### What to do:
Copy out the lines of the items in the stretch from the line containing "ok-button[interactable]: 确定 bbox=[523, 1083, 579, 1103]" through the line containing "lineweight-option[interactable]: 0.50 毫米", keeping each one unchanged.

### Dataset items:
[START]

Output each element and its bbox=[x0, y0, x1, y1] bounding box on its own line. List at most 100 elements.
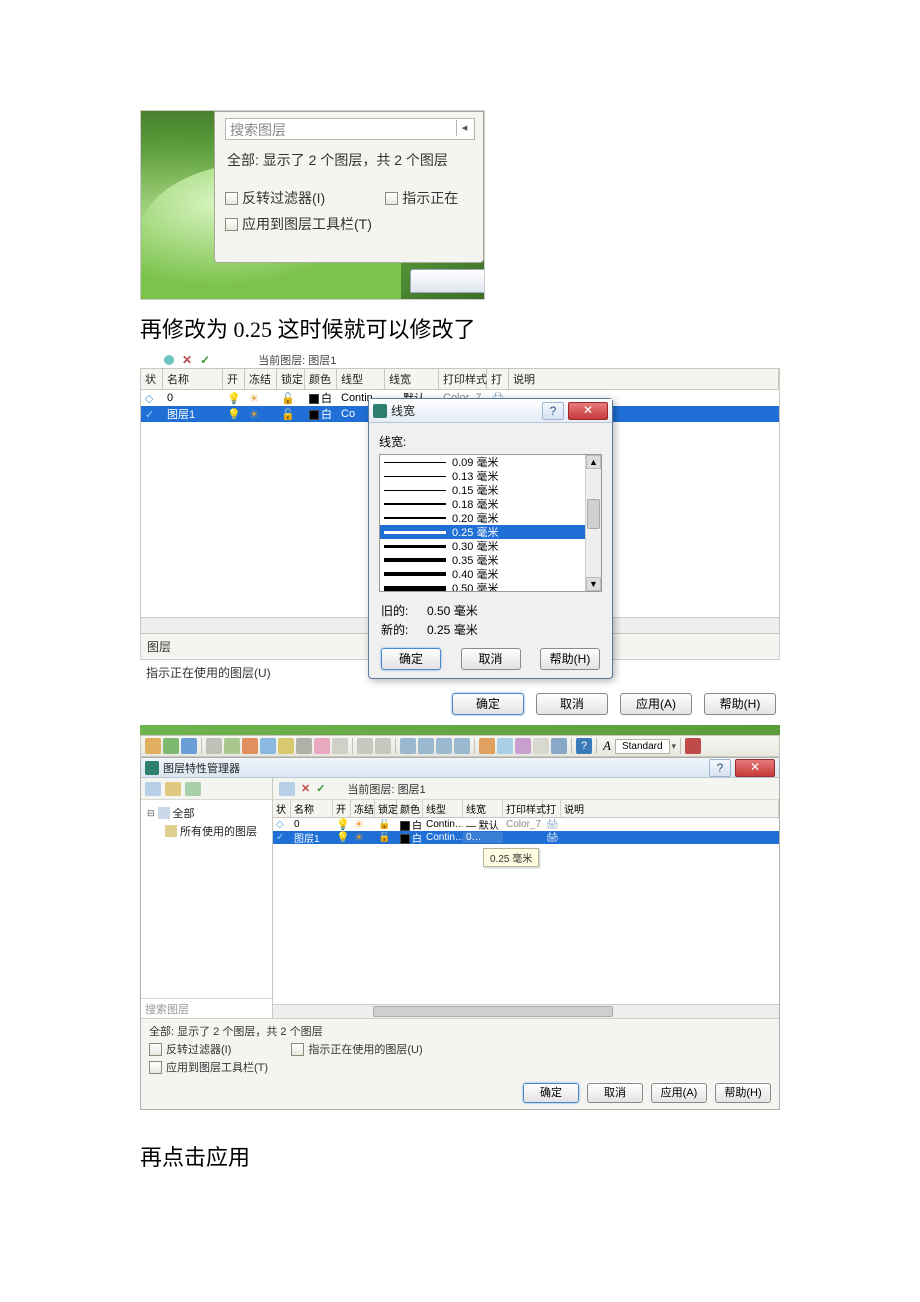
ok-button[interactable]: 确定 bbox=[523, 1083, 579, 1103]
toolbar-icon[interactable]: ✓ bbox=[200, 353, 210, 367]
lineweight-option[interactable]: 0.13 毫米 bbox=[380, 469, 585, 483]
horizontal-scrollbar[interactable] bbox=[273, 1004, 779, 1018]
toolbar-icon[interactable] bbox=[296, 738, 312, 754]
tree-item-used[interactable]: 所有使用的图层 bbox=[147, 822, 266, 840]
lock-icon[interactable]: 🔓 bbox=[281, 393, 295, 405]
lineweight-option[interactable]: 0.09 毫米 bbox=[380, 455, 585, 469]
lineweight-option[interactable]: 0.50 毫米 bbox=[380, 581, 585, 591]
cancel-button[interactable]: 取消 bbox=[536, 693, 608, 715]
printer-icon[interactable]: 🖨 bbox=[546, 832, 559, 843]
cancel-button[interactable]: 取消 bbox=[461, 648, 521, 670]
toolbar-icon[interactable] bbox=[685, 738, 701, 754]
col-on[interactable]: 开 bbox=[223, 369, 245, 389]
col-plot[interactable]: 打 bbox=[487, 369, 509, 389]
col-desc[interactable]: 说明 bbox=[561, 800, 779, 817]
col-status[interactable]: 状 bbox=[141, 369, 163, 389]
col-lock[interactable]: 锁定 bbox=[277, 369, 305, 389]
apply-to-toolbar-checkbox[interactable]: 应用到图层工具栏(T) bbox=[225, 214, 483, 234]
toolbar-icon[interactable] bbox=[164, 355, 174, 365]
new-filter-icon[interactable] bbox=[145, 782, 161, 796]
invert-filter-checkbox[interactable]: 反转过滤器(I) bbox=[149, 1041, 231, 1057]
col-color[interactable]: 颜色 bbox=[397, 800, 423, 817]
col-on[interactable]: 开 bbox=[333, 800, 351, 817]
col-status[interactable]: 状 bbox=[273, 800, 291, 817]
toolbar-icon[interactable] bbox=[497, 738, 513, 754]
table-row[interactable]: ✓ 图层1 💡 ☀ 🔓 白 Contin… 0… 🖨 bbox=[273, 831, 779, 844]
lineweight-option[interactable]: 0.15 毫米 bbox=[380, 483, 585, 497]
col-plotstyle[interactable]: 打印样式 bbox=[503, 800, 543, 817]
tree-search-input[interactable]: 搜索图层 bbox=[141, 998, 272, 1018]
scroll-thumb[interactable] bbox=[373, 1006, 613, 1017]
toolbar-icon[interactable] bbox=[375, 738, 391, 754]
new-layer-icon[interactable] bbox=[279, 782, 295, 796]
lineweight-option[interactable]: 0.35 毫米 bbox=[380, 553, 585, 567]
lineweight-option[interactable]: 0.25 毫米 bbox=[380, 525, 585, 539]
col-name[interactable]: 名称 bbox=[163, 369, 223, 389]
scroll-thumb[interactable] bbox=[587, 499, 600, 529]
cancel-button[interactable]: 取消 bbox=[587, 1083, 643, 1103]
lock-icon[interactable]: 🔓 bbox=[281, 409, 295, 421]
toolbar-icon[interactable] bbox=[224, 738, 240, 754]
sun-icon[interactable]: ☀ bbox=[354, 832, 364, 844]
printer-icon[interactable]: 🖨 bbox=[546, 819, 559, 830]
toolbar-icon[interactable] bbox=[181, 738, 197, 754]
apply-button[interactable]: 应用(A) bbox=[620, 693, 692, 715]
toolbar-icon[interactable] bbox=[515, 738, 531, 754]
toolbar-icon[interactable] bbox=[163, 738, 179, 754]
col-freeze[interactable]: 冻结 bbox=[351, 800, 375, 817]
lineweight-option[interactable]: 0.30 毫米 bbox=[380, 539, 585, 553]
toolbar-icon[interactable] bbox=[436, 738, 452, 754]
toolbar-icon[interactable] bbox=[479, 738, 495, 754]
search-layer-input[interactable]: 搜索图层 ◂ bbox=[225, 118, 475, 140]
help-button[interactable]: 帮助(H) bbox=[704, 693, 776, 715]
toolbar-icon[interactable] bbox=[278, 738, 294, 754]
set-current-icon[interactable]: ✓ bbox=[316, 782, 325, 795]
new-group-icon[interactable] bbox=[165, 782, 181, 796]
col-plot[interactable]: 打 bbox=[543, 800, 561, 817]
col-lineweight[interactable]: 线宽 bbox=[385, 369, 439, 389]
help-button[interactable]: 帮助(H) bbox=[715, 1083, 771, 1103]
col-desc[interactable]: 说明 bbox=[509, 369, 779, 389]
dialog-help-button[interactable]: ? bbox=[542, 402, 564, 420]
search-arrow-icon[interactable]: ◂ bbox=[456, 120, 472, 136]
titlebar-close-button[interactable]: ✕ bbox=[735, 759, 775, 777]
toolbar-icon[interactable] bbox=[242, 738, 258, 754]
delete-layer-icon[interactable]: ✕ bbox=[301, 782, 310, 795]
bulb-icon[interactable]: 💡 bbox=[336, 832, 350, 844]
taskbar-tab[interactable]: ▎◂ bbox=[410, 269, 485, 293]
bulb-icon[interactable]: 💡 bbox=[227, 393, 241, 405]
lock-icon[interactable]: 🔓 bbox=[378, 832, 390, 843]
indicate-in-use-checkbox[interactable]: 指示正在使用的图层(U) bbox=[291, 1041, 422, 1057]
help-icon[interactable]: ? bbox=[576, 738, 592, 754]
scroll-down-button[interactable]: ▼ bbox=[586, 577, 601, 591]
states-icon[interactable] bbox=[185, 782, 201, 796]
list-scrollbar[interactable]: ▲ ▼ bbox=[585, 455, 601, 591]
toolbar-icon[interactable] bbox=[357, 738, 373, 754]
dialog-close-button[interactable]: ✕ bbox=[568, 402, 608, 420]
col-linetype[interactable]: 线型 bbox=[337, 369, 385, 389]
sun-icon[interactable]: ☀ bbox=[354, 819, 364, 831]
toolbar-icon[interactable] bbox=[418, 738, 434, 754]
toolbar-icon[interactable] bbox=[260, 738, 276, 754]
lineweight-option[interactable]: 0.18 毫米 bbox=[380, 497, 585, 511]
style-combo[interactable]: Standard bbox=[615, 739, 670, 754]
bulb-icon[interactable]: 💡 bbox=[227, 409, 241, 421]
indicate-in-use-checkbox[interactable]: 指示正在 bbox=[385, 188, 458, 208]
toolbar-icon[interactable]: ✕ bbox=[182, 353, 192, 367]
bulb-icon[interactable]: 💡 bbox=[336, 819, 350, 831]
col-lock[interactable]: 锁定 bbox=[375, 800, 397, 817]
col-lineweight[interactable]: 线宽 bbox=[463, 800, 503, 817]
col-color[interactable]: 颜色 bbox=[305, 369, 337, 389]
sun-icon[interactable]: ☀ bbox=[249, 409, 259, 421]
help-button[interactable]: 帮助(H) bbox=[540, 648, 600, 670]
lineweight-list[interactable]: 0.09 毫米0.13 毫米0.15 毫米0.18 毫米0.20 毫米0.25 … bbox=[379, 454, 602, 592]
col-plotstyle[interactable]: 打印样式 bbox=[439, 369, 487, 389]
lock-icon[interactable]: 🔓 bbox=[378, 819, 390, 830]
dialog-titlebar[interactable]: 线宽 ? ✕ bbox=[369, 399, 612, 423]
combo-arrow-icon[interactable]: ▾ bbox=[672, 741, 677, 752]
ok-button[interactable]: 确定 bbox=[452, 693, 524, 715]
col-name[interactable]: 名称 bbox=[291, 800, 333, 817]
table-row[interactable]: ◇ 0 💡 ☀ 🔓 白 Contin… — 默认 Color_7 🖨 bbox=[273, 818, 779, 831]
apply-to-toolbar-checkbox[interactable]: 应用到图层工具栏(T) bbox=[149, 1059, 771, 1075]
ok-button[interactable]: 确定 bbox=[381, 648, 441, 670]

[END]

### Output of the exercise:
ok-button[interactable]: 确定 bbox=[523, 1083, 579, 1103]
toolbar-icon[interactable]: ✓ bbox=[200, 353, 210, 367]
lineweight-option[interactable]: 0.13 毫米 bbox=[380, 469, 585, 483]
horizontal-scrollbar[interactable] bbox=[273, 1004, 779, 1018]
toolbar-icon[interactable] bbox=[296, 738, 312, 754]
tree-item-used[interactable]: 所有使用的图层 bbox=[147, 822, 266, 840]
lock-icon[interactable]: 🔓 bbox=[281, 393, 295, 405]
lineweight-option[interactable]: 0.09 毫米 bbox=[380, 455, 585, 469]
lineweight-option[interactable]: 0.50 毫米 bbox=[380, 581, 585, 591]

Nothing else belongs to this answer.